▼▼▼

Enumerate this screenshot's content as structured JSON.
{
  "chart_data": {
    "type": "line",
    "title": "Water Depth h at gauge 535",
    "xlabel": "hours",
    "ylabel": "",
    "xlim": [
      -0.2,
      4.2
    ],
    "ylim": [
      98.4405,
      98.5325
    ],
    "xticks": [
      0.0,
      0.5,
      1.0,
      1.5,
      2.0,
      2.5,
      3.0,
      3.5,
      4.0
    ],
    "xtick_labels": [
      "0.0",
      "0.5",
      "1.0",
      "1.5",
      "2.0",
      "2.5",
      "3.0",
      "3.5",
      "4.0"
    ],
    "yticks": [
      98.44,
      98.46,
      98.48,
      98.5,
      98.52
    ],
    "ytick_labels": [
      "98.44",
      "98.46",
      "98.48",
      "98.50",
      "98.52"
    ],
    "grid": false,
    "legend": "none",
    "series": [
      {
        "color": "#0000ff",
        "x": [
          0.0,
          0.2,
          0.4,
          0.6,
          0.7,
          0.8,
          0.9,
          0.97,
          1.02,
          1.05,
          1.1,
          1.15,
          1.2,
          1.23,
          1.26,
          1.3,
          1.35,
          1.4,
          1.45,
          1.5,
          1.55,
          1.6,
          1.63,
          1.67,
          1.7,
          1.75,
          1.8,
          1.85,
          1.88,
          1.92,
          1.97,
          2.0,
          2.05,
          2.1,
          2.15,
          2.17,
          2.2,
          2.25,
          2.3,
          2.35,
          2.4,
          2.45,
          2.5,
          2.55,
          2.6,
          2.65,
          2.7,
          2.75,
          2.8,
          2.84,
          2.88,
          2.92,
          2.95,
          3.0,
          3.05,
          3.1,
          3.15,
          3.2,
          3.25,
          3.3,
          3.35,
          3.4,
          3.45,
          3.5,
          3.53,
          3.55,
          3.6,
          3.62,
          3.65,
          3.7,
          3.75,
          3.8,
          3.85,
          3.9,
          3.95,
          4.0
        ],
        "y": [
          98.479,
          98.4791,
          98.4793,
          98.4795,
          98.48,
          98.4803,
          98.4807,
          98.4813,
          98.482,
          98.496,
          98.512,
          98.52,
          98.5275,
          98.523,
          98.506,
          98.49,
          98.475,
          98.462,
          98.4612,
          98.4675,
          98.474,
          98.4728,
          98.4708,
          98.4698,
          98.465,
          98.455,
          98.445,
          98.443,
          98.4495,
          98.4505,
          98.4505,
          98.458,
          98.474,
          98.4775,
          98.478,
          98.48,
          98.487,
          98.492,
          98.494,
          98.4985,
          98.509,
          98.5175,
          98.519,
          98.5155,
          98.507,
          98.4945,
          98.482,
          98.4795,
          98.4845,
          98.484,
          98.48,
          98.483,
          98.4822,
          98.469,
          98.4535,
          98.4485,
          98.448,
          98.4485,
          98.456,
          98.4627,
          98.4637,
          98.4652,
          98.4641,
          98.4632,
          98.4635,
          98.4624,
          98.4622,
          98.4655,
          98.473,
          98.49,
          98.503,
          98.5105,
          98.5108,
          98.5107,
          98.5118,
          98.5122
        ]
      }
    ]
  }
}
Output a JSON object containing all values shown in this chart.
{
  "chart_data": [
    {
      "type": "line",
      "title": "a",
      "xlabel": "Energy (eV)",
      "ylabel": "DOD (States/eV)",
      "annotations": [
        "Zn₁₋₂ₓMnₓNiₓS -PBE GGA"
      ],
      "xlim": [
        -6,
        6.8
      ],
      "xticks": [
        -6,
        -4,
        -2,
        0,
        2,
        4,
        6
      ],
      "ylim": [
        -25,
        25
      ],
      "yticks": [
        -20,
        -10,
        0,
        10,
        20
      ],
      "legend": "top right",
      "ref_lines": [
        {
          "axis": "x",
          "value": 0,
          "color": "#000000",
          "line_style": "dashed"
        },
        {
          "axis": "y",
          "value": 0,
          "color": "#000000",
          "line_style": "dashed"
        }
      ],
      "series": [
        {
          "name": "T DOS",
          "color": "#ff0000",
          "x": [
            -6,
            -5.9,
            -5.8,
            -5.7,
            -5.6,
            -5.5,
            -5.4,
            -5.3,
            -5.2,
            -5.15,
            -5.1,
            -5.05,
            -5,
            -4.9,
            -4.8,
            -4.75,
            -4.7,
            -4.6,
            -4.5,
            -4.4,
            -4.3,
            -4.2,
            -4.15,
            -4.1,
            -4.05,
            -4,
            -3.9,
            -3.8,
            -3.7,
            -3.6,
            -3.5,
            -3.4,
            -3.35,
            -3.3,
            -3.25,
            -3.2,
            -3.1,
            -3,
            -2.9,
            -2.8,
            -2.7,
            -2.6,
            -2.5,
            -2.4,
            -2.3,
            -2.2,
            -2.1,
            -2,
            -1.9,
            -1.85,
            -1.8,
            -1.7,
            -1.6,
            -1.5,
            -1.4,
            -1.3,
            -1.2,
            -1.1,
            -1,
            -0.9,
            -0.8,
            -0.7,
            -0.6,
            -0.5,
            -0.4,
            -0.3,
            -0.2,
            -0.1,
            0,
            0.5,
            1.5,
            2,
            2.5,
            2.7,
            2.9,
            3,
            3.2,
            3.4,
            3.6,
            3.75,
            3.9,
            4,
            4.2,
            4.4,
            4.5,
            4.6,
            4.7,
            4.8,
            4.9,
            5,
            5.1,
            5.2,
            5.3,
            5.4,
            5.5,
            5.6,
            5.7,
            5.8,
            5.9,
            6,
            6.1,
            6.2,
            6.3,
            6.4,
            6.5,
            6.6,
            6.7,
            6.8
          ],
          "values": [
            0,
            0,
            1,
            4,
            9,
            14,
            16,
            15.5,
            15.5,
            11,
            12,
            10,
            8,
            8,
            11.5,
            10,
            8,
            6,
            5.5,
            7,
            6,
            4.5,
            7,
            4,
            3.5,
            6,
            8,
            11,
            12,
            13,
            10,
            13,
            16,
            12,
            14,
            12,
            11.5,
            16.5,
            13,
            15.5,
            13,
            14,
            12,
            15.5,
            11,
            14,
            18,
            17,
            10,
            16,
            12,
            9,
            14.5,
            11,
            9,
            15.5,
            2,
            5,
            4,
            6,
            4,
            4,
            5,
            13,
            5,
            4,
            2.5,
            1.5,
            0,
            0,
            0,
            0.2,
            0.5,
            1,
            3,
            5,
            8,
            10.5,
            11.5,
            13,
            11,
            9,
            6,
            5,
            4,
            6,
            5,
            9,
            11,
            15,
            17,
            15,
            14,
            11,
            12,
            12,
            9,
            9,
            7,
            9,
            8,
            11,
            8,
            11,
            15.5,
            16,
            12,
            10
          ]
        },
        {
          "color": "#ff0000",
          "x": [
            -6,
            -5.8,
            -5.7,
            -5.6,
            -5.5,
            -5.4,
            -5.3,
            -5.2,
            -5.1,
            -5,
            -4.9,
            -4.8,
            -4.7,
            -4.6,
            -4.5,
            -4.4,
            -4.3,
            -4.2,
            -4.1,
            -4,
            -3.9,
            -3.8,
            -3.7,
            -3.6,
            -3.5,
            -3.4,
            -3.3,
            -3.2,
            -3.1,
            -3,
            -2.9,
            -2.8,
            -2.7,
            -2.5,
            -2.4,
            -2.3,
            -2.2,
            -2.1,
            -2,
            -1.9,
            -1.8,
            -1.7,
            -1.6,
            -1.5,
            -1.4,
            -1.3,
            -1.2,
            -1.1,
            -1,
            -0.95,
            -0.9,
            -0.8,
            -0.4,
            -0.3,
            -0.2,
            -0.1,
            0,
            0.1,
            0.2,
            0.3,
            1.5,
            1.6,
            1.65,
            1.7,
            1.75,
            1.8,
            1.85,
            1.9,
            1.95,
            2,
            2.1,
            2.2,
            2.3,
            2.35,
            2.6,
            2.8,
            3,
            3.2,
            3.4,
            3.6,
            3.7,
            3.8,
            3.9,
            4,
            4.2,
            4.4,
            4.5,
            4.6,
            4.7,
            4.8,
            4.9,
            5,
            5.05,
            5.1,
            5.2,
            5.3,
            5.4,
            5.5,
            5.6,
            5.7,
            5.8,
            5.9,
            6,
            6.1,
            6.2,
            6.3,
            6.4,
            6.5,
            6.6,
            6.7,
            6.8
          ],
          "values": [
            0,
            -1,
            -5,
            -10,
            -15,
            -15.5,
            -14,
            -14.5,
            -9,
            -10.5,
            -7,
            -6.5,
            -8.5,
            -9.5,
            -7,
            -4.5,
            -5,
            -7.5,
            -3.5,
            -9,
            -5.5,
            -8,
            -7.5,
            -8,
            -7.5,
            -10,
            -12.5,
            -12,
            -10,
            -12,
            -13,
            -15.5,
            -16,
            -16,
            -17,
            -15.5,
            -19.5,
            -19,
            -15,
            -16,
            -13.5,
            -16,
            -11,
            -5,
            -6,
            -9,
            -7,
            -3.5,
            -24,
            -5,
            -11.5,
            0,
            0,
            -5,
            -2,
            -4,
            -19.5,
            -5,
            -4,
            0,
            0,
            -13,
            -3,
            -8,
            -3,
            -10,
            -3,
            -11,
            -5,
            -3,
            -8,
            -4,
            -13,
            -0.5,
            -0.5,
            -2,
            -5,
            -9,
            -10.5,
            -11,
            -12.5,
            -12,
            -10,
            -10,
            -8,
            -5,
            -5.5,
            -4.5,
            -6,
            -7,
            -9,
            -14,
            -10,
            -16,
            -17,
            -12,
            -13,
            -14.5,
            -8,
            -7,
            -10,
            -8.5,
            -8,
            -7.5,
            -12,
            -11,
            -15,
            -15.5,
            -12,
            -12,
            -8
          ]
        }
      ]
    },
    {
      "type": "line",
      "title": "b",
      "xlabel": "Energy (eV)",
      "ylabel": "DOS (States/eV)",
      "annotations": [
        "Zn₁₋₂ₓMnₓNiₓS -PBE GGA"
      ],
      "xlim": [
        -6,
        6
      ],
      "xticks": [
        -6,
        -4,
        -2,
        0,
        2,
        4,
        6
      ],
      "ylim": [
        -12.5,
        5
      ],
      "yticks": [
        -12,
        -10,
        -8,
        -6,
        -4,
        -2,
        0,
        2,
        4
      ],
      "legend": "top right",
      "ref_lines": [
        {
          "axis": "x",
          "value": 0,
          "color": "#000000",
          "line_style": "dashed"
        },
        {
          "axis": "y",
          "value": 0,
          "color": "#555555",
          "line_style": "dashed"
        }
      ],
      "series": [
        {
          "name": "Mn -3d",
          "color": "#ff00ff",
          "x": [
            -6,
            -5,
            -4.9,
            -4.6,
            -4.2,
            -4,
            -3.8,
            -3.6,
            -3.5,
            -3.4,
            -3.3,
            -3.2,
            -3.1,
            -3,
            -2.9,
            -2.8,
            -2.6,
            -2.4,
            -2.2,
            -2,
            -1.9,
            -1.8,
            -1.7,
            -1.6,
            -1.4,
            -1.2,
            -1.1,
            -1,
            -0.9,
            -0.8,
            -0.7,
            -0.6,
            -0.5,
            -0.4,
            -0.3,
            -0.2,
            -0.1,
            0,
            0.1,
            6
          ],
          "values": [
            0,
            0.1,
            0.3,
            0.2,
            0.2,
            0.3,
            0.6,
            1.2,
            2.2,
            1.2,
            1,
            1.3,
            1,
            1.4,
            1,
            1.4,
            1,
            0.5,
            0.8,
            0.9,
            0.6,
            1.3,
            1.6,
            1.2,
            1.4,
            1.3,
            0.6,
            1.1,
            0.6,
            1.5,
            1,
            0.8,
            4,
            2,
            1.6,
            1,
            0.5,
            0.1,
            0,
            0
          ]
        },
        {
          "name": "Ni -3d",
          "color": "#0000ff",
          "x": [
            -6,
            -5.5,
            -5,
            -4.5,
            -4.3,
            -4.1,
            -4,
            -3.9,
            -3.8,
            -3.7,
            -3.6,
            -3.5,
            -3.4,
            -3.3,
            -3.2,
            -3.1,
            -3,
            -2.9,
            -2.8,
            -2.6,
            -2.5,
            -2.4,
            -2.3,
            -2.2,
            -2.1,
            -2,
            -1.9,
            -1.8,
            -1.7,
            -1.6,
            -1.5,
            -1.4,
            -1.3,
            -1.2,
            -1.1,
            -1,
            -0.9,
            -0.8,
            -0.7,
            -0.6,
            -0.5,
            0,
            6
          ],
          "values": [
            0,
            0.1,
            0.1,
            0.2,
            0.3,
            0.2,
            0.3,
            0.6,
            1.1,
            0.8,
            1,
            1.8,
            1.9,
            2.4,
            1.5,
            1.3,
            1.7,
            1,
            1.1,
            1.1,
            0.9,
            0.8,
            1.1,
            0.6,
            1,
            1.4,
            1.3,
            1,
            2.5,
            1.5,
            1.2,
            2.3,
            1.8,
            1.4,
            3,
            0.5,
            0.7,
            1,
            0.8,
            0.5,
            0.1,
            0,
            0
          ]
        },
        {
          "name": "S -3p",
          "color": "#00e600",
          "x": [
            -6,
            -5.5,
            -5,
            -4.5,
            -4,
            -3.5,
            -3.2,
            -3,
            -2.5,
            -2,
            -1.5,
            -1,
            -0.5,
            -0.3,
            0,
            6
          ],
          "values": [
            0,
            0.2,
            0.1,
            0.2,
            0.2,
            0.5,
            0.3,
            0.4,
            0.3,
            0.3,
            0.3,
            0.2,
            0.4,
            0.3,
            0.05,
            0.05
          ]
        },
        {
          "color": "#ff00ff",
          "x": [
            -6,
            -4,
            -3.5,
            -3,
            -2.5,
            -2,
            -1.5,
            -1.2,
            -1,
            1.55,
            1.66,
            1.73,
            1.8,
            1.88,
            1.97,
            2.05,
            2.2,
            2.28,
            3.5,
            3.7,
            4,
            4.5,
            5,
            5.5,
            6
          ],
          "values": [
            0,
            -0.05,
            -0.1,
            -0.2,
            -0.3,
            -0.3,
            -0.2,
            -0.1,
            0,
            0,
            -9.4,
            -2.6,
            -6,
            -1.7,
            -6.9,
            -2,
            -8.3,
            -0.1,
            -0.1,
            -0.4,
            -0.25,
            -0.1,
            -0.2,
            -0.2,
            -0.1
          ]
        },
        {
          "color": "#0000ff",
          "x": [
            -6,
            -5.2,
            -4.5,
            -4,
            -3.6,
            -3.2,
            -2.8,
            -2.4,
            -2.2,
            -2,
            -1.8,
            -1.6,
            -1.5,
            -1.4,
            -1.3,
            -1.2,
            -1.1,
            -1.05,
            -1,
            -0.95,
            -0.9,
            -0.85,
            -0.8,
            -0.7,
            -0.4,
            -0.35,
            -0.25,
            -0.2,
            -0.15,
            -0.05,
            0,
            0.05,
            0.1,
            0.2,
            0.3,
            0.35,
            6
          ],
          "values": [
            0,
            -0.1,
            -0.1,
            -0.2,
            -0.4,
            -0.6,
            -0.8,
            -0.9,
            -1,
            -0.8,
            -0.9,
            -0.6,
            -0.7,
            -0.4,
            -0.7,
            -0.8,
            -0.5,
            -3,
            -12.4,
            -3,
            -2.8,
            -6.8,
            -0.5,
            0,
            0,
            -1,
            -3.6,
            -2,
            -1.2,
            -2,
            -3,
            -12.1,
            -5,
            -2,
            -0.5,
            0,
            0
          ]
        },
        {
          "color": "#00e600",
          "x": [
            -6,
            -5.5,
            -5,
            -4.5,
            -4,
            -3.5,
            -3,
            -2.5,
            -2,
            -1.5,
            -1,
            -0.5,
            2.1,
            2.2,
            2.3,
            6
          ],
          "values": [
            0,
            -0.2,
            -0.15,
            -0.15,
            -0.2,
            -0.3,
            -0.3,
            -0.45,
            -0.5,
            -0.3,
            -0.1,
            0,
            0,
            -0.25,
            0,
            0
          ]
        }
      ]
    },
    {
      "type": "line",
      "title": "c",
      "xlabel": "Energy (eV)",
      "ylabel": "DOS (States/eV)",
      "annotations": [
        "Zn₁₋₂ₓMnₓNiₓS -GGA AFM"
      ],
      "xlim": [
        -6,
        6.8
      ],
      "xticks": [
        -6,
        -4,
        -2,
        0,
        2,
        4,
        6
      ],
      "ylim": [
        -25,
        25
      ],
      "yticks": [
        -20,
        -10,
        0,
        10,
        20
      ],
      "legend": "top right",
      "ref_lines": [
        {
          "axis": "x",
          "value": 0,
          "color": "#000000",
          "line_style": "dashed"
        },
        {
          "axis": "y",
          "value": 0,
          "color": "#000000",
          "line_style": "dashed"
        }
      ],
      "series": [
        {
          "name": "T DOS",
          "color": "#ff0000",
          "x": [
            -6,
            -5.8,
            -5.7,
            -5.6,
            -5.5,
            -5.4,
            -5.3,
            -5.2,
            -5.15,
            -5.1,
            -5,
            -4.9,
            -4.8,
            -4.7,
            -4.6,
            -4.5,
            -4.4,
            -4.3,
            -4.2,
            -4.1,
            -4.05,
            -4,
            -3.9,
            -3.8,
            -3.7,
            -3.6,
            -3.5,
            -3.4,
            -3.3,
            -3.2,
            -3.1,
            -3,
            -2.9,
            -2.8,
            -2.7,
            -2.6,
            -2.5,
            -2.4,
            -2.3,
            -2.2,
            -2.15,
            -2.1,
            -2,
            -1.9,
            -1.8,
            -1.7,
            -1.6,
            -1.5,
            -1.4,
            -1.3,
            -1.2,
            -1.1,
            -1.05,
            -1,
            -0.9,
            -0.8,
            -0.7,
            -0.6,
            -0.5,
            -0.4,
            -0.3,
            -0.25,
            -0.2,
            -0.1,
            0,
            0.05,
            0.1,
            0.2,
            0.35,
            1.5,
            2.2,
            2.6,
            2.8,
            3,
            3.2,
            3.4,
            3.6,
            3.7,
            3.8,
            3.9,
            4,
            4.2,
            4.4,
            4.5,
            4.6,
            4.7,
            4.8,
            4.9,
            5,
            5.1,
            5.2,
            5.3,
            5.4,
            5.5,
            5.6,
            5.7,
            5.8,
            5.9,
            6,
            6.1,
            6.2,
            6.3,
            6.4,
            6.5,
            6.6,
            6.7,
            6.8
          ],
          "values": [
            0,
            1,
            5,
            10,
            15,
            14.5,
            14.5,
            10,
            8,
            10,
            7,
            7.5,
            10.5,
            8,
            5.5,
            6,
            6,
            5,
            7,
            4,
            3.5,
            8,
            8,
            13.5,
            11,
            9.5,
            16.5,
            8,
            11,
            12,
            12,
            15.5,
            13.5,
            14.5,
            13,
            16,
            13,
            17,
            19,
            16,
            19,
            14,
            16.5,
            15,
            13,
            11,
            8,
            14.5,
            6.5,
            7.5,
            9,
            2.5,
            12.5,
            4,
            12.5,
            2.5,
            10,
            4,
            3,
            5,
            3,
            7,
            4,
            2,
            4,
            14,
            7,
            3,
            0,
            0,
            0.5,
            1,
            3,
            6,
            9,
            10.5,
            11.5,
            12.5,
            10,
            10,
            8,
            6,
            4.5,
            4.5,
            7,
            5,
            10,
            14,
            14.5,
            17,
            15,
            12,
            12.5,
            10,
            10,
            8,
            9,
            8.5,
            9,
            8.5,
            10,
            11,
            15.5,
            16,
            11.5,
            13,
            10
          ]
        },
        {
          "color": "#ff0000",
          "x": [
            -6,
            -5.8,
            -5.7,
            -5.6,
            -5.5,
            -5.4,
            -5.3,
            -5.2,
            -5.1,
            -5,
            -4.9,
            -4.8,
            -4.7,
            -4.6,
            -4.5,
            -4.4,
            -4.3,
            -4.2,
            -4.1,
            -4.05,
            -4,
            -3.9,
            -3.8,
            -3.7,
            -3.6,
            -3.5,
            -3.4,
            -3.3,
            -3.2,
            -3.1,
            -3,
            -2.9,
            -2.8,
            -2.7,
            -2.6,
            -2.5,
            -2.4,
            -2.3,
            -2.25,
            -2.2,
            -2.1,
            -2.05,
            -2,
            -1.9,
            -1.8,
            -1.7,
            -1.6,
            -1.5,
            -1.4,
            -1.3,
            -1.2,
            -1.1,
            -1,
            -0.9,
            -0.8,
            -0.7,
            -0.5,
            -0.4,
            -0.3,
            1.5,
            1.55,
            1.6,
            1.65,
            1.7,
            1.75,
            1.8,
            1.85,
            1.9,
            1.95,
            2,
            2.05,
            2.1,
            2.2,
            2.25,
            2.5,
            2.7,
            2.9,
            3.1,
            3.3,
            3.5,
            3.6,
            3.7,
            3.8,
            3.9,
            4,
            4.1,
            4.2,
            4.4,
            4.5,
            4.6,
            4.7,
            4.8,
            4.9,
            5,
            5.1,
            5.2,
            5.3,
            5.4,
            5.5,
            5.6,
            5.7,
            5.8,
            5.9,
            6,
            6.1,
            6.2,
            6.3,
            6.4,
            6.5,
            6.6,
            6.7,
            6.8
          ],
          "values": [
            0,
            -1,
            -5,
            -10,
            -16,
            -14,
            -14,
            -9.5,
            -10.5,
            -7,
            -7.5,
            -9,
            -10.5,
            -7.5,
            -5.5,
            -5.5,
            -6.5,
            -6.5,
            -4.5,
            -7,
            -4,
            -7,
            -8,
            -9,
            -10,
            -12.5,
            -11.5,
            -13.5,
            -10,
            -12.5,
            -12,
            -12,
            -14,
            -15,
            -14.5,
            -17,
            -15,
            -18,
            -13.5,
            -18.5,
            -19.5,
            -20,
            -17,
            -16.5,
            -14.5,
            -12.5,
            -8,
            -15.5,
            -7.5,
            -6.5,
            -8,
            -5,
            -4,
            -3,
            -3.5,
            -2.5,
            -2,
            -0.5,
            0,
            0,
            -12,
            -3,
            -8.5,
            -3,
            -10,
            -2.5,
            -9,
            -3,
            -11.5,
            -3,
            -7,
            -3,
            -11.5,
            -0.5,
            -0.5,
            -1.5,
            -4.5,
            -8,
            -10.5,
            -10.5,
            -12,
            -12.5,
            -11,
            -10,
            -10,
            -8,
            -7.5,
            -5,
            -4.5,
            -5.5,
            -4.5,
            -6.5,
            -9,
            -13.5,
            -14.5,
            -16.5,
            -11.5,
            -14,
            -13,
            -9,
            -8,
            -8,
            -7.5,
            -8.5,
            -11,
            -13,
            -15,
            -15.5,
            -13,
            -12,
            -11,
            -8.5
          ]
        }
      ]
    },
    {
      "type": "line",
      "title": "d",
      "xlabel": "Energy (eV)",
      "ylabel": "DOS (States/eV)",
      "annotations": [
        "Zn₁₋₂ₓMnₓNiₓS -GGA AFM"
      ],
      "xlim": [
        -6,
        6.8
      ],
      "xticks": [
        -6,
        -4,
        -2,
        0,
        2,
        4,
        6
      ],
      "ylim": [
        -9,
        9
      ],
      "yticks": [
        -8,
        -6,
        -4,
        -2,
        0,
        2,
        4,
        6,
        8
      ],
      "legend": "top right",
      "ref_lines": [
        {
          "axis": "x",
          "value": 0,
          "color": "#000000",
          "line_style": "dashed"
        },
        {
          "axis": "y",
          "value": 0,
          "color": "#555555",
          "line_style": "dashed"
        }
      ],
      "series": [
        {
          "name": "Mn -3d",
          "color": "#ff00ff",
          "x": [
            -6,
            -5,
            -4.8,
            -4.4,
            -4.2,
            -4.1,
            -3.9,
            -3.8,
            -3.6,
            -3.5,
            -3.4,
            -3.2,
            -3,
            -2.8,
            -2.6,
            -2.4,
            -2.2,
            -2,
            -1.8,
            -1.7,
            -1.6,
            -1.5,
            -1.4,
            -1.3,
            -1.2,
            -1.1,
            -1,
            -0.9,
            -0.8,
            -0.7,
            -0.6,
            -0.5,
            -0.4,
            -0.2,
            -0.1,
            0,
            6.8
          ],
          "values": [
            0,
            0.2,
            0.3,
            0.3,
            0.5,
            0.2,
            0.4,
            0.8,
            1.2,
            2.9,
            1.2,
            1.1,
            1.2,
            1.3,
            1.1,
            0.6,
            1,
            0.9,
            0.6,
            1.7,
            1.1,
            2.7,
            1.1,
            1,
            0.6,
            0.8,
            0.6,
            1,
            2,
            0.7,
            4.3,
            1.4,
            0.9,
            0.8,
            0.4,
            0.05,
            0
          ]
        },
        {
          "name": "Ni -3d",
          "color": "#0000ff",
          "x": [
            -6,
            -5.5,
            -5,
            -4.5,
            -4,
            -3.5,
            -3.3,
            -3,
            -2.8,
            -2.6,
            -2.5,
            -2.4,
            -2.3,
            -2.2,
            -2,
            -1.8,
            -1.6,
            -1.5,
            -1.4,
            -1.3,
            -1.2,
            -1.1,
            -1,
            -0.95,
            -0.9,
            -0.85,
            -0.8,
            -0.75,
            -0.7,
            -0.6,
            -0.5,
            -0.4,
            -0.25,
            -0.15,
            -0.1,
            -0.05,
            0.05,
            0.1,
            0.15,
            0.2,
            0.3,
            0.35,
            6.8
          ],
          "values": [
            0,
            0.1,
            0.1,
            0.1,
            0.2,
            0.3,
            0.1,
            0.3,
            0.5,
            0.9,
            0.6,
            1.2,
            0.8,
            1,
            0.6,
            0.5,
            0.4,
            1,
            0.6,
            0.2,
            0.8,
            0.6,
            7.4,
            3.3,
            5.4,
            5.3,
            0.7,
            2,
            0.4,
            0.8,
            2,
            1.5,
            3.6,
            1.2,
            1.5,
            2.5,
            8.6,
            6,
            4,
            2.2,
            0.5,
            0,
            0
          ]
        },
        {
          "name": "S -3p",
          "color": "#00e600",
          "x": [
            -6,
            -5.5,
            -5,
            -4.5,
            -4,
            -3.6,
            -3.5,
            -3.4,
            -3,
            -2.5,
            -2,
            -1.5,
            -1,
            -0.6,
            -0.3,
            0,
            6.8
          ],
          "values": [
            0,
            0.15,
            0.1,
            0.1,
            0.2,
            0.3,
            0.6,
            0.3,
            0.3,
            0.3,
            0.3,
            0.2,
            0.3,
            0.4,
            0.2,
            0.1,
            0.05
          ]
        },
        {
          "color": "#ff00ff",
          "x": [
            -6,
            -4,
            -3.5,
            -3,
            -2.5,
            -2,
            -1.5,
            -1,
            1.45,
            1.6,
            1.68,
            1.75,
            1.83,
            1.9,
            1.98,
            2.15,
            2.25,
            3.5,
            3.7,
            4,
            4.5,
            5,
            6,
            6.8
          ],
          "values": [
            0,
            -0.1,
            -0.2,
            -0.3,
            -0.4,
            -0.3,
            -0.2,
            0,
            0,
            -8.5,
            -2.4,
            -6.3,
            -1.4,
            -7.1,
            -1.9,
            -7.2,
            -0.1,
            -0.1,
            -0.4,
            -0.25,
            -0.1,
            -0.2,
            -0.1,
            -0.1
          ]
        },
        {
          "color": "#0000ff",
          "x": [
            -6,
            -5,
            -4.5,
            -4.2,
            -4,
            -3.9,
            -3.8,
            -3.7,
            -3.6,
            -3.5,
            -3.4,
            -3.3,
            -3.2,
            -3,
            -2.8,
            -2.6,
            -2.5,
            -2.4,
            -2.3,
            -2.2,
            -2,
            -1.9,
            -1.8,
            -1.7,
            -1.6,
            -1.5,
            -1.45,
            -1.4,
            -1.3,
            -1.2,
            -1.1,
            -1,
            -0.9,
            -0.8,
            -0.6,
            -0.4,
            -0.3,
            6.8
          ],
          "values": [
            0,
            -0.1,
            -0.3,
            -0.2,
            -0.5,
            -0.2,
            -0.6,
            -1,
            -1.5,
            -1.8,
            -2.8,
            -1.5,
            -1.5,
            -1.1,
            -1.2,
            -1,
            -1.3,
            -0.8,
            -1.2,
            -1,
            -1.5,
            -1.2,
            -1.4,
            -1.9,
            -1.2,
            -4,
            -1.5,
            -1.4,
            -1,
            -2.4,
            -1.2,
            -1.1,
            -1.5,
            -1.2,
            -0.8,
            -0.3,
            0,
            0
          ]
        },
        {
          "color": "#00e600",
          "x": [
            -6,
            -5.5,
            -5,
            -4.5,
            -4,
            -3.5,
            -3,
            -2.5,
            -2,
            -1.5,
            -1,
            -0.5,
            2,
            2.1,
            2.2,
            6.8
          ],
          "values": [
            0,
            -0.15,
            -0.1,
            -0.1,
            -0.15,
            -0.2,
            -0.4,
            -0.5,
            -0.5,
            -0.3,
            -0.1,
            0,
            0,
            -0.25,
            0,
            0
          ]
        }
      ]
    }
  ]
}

▲▲▲

- Task directions: Return each line of the listing that holds the string "this".

- Complete response:
Enumerate this screenshot's content as structured JSON.
Output a JSON object containing all values shown in this chart.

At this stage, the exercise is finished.